## Exercise
Reproduce the listing exactly, with no pictures in your copy.

[Dataset records]
============

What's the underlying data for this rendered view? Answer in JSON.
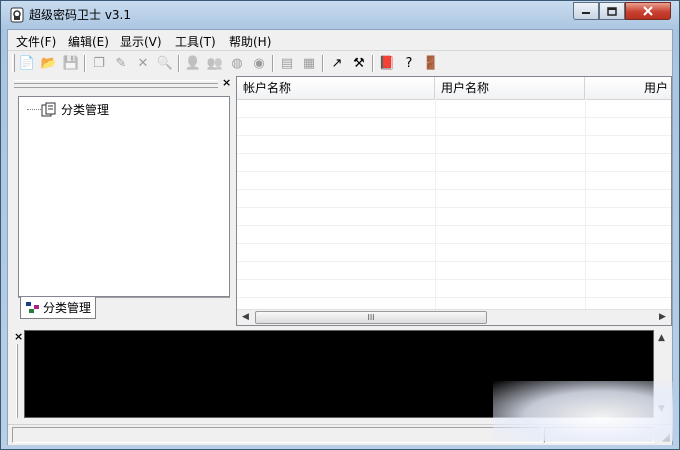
{
  "window": {
    "title": "超级密码卫士 v3.1"
  },
  "menu": [
    "文件(F)",
    "编辑(E)",
    "显示(V)",
    "工具(T)",
    "帮助(H)"
  ],
  "toolbar": {
    "buttons": [
      {
        "name": "new-icon",
        "glyph": "📄",
        "enabled": true
      },
      {
        "name": "open-icon",
        "glyph": "📂",
        "enabled": true
      },
      {
        "name": "save-icon",
        "glyph": "💾",
        "enabled": false
      },
      {
        "name": "copy-icon",
        "glyph": "❐",
        "enabled": false
      },
      {
        "name": "edit-icon",
        "glyph": "✎",
        "enabled": false
      },
      {
        "name": "delete-icon",
        "glyph": "✕",
        "enabled": false
      },
      {
        "name": "find-icon",
        "glyph": "🔍",
        "enabled": false
      },
      {
        "name": "user-icon",
        "glyph": "👤",
        "enabled": false
      },
      {
        "name": "users-icon",
        "glyph": "👥",
        "enabled": false
      },
      {
        "name": "globe-icon",
        "glyph": "◍",
        "enabled": false
      },
      {
        "name": "chat-icon",
        "glyph": "◉",
        "enabled": false
      },
      {
        "name": "card-icon",
        "glyph": "▤",
        "enabled": false
      },
      {
        "name": "cards-icon",
        "glyph": "▦",
        "enabled": false
      },
      {
        "name": "export-icon",
        "glyph": "↗",
        "enabled": true
      },
      {
        "name": "tools-icon",
        "glyph": "⚒",
        "enabled": true
      },
      {
        "name": "book-icon",
        "glyph": "📕",
        "enabled": true
      },
      {
        "name": "help-icon",
        "glyph": "?",
        "enabled": true
      },
      {
        "name": "exit-icon",
        "glyph": "🚪",
        "enabled": true
      }
    ]
  },
  "tree": {
    "root_label": "分类管理"
  },
  "left_tab": {
    "label": "分类管理"
  },
  "list": {
    "columns": [
      "帐户名称",
      "用户名称",
      "用户"
    ]
  },
  "scroll": {
    "thumb_glyph": "III"
  },
  "colors": {
    "output_bg": "#000000",
    "close_red": "#c94030"
  }
}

============

## Answer in full
What's the underlying data for this rendered view? Answer in JSON.
{
  "window": {
    "title": "超级密码卫士 v3.1"
  },
  "menu": [
    "文件(F)",
    "编辑(E)",
    "显示(V)",
    "工具(T)",
    "帮助(H)"
  ],
  "toolbar": {
    "buttons": [
      {
        "name": "new-icon",
        "glyph": "📄",
        "enabled": true
      },
      {
        "name": "open-icon",
        "glyph": "📂",
        "enabled": true
      },
      {
        "name": "save-icon",
        "glyph": "💾",
        "enabled": false
      },
      {
        "name": "copy-icon",
        "glyph": "❐",
        "enabled": false
      },
      {
        "name": "edit-icon",
        "glyph": "✎",
        "enabled": false
      },
      {
        "name": "delete-icon",
        "glyph": "✕",
        "enabled": false
      },
      {
        "name": "find-icon",
        "glyph": "🔍",
        "enabled": false
      },
      {
        "name": "user-icon",
        "glyph": "👤",
        "enabled": false
      },
      {
        "name": "users-icon",
        "glyph": "👥",
        "enabled": false
      },
      {
        "name": "globe-icon",
        "glyph": "◍",
        "enabled": false
      },
      {
        "name": "chat-icon",
        "glyph": "◉",
        "enabled": false
      },
      {
        "name": "card-icon",
        "glyph": "▤",
        "enabled": false
      },
      {
        "name": "cards-icon",
        "glyph": "▦",
        "enabled": false
      },
      {
        "name": "export-icon",
        "glyph": "↗",
        "enabled": true
      },
      {
        "name": "tools-icon",
        "glyph": "⚒",
        "enabled": true
      },
      {
        "name": "book-icon",
        "glyph": "📕",
        "enabled": true
      },
      {
        "name": "help-icon",
        "glyph": "?",
        "enabled": true
      },
      {
        "name": "exit-icon",
        "glyph": "🚪",
        "enabled": true
      }
    ]
  },
  "tree": {
    "root_label": "分类管理"
  },
  "left_tab": {
    "label": "分类管理"
  },
  "list": {
    "columns": [
      "帐户名称",
      "用户名称",
      "用户"
    ]
  },
  "scroll": {
    "thumb_glyph": "III"
  },
  "colors": {
    "output_bg": "#000000",
    "close_red": "#c94030"
  }
}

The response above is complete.